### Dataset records
>> begin

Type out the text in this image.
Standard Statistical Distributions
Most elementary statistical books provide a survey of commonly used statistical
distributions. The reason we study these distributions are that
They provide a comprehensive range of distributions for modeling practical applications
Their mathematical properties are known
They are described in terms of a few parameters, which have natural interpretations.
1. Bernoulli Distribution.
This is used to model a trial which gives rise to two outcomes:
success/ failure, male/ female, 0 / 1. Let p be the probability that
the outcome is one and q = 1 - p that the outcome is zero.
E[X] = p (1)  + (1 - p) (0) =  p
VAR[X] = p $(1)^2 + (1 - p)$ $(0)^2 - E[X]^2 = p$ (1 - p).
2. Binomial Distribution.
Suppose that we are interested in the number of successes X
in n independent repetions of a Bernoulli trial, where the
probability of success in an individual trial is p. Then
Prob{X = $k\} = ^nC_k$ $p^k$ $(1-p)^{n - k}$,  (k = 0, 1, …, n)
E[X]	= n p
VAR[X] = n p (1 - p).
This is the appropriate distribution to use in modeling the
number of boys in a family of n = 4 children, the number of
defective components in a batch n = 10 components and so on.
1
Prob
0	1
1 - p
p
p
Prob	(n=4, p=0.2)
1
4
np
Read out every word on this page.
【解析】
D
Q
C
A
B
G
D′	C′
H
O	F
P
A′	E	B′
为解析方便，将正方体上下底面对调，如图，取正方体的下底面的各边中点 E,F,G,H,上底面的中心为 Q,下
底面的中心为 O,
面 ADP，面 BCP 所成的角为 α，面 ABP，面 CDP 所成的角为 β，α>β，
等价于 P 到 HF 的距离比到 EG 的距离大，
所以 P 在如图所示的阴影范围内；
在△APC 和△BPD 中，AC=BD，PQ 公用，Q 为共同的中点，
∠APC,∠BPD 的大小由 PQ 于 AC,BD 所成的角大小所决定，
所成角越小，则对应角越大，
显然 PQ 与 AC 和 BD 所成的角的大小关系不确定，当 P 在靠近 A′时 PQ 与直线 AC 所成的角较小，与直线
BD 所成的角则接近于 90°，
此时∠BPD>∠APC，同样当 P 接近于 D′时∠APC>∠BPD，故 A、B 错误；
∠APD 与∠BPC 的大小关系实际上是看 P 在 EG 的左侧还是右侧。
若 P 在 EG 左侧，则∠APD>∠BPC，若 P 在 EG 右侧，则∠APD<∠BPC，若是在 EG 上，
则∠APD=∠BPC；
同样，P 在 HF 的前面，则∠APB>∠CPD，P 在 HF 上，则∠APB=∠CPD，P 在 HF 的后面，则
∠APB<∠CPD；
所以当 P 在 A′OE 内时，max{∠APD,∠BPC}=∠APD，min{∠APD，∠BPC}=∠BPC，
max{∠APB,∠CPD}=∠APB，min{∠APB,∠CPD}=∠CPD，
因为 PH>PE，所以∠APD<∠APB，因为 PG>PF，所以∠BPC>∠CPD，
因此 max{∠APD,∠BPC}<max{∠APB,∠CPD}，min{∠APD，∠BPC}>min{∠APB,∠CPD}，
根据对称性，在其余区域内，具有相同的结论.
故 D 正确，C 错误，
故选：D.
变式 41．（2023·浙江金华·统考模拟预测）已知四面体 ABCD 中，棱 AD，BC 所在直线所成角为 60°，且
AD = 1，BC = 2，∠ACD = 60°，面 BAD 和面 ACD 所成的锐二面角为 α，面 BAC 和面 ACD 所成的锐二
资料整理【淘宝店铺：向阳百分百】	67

>> end

### What to produce
Copy every line verbatim.

### Answer to the exercise
Type out the text in this image.
Standard Statistical Distributions
Most elementary statistical books provide a survey of commonly used statistical
distributions. The reason we study these distributions are that
They provide a comprehensive range of distributions for modeling practical applications
Their mathematical properties are known
They are described in terms of a few parameters, which have natural interpretations.
1. Bernoulli Distribution.
This is used to model a trial which gives rise to two outcomes:
success/ failure, male/ female, 0 / 1. Let p be the probability that
the outcome is one and q = 1 - p that the outcome is zero.
E[X] = p (1)  + (1 - p) (0) =  p
VAR[X] = p $(1)^2 + (1 - p)$ $(0)^2 - E[X]^2 = p$ (1 - p).
2. Binomial Distribution.
Suppose that we are interested in the number of successes X
in n independent repetions of a Bernoulli trial, where the
probability of success in an individual trial is p. Then
Prob{X = $k\} = ^nC_k$ $p^k$ $(1-p)^{n - k}$,  (k = 0, 1, …, n)
E[X]	= n p
VAR[X] = n p (1 - p).
This is the appropriate distribution to use in modeling the
number of boys in a family of n = 4 children, the number of
defective components in a batch n = 10 components and so on.
1
Prob
0	1
1 - p
p
p
Prob	(n=4, p=0.2)
1
4
np
Read out every word on this page.
【解析】
D
Q
C
A
B
G
D′	C′
H
O	F
P
A′	E	B′
为解析方便，将正方体上下底面对调，如图，取正方体的下底面的各边中点 E,F,G,H,上底面的中心为 Q,下
底面的中心为 O,
面 ADP，面 BCP 所成的角为 α，面 ABP，面 CDP 所成的角为 β，α>β，
等价于 P 到 HF 的距离比到 EG 的距离大，
所以 P 在如图所示的阴影范围内；
在△APC 和△BPD 中，AC=BD，PQ 公用，Q 为共同的中点，
∠APC,∠BPD 的大小由 PQ 于 AC,BD 所成的角大小所决定，
所成角越小，则对应角越大，
显然 PQ 与 AC 和 BD 所成的角的大小关系不确定，当 P 在靠近 A′时 PQ 与直线 AC 所成的角较小，与直线
BD 所成的角则接近于 90°，
此时∠BPD>∠APC，同样当 P 接近于 D′时∠APC>∠BPD，故 A、B 错误；
∠APD 与∠BPC 的大小关系实际上是看 P 在 EG 的左侧还是右侧。
若 P 在 EG 左侧，则∠APD>∠BPC，若 P 在 EG 右侧，则∠APD<∠BPC，若是在 EG 上，
则∠APD=∠BPC；
同样，P 在 HF 的前面，则∠APB>∠CPD，P 在 HF 上，则∠APB=∠CPD，P 在 HF 的后面，则
∠APB<∠CPD；
所以当 P 在 A′OE 内时，max{∠APD,∠BPC}=∠APD，min{∠APD，∠BPC}=∠BPC，
max{∠APB,∠CPD}=∠APB，min{∠APB,∠CPD}=∠CPD，
因为 PH>PE，所以∠APD<∠APB，因为 PG>PF，所以∠BPC>∠CPD，
因此 max{∠APD,∠BPC}<max{∠APB,∠CPD}，min{∠APD，∠BPC}>min{∠APB,∠CPD}，
根据对称性，在其余区域内，具有相同的结论.
故 D 正确，C 错误，
故选：D.
变式 41．（2023·浙江金华·统考模拟预测）已知四面体 ABCD 中，棱 AD，BC 所在直线所成角为 60°，且
AD = 1，BC = 2，∠ACD = 60°，面 BAD 和面 ACD 所成的锐二面角为 α，面 BAC 和面 ACD 所成的锐二
资料整理【淘宝店铺：向阳百分百】	67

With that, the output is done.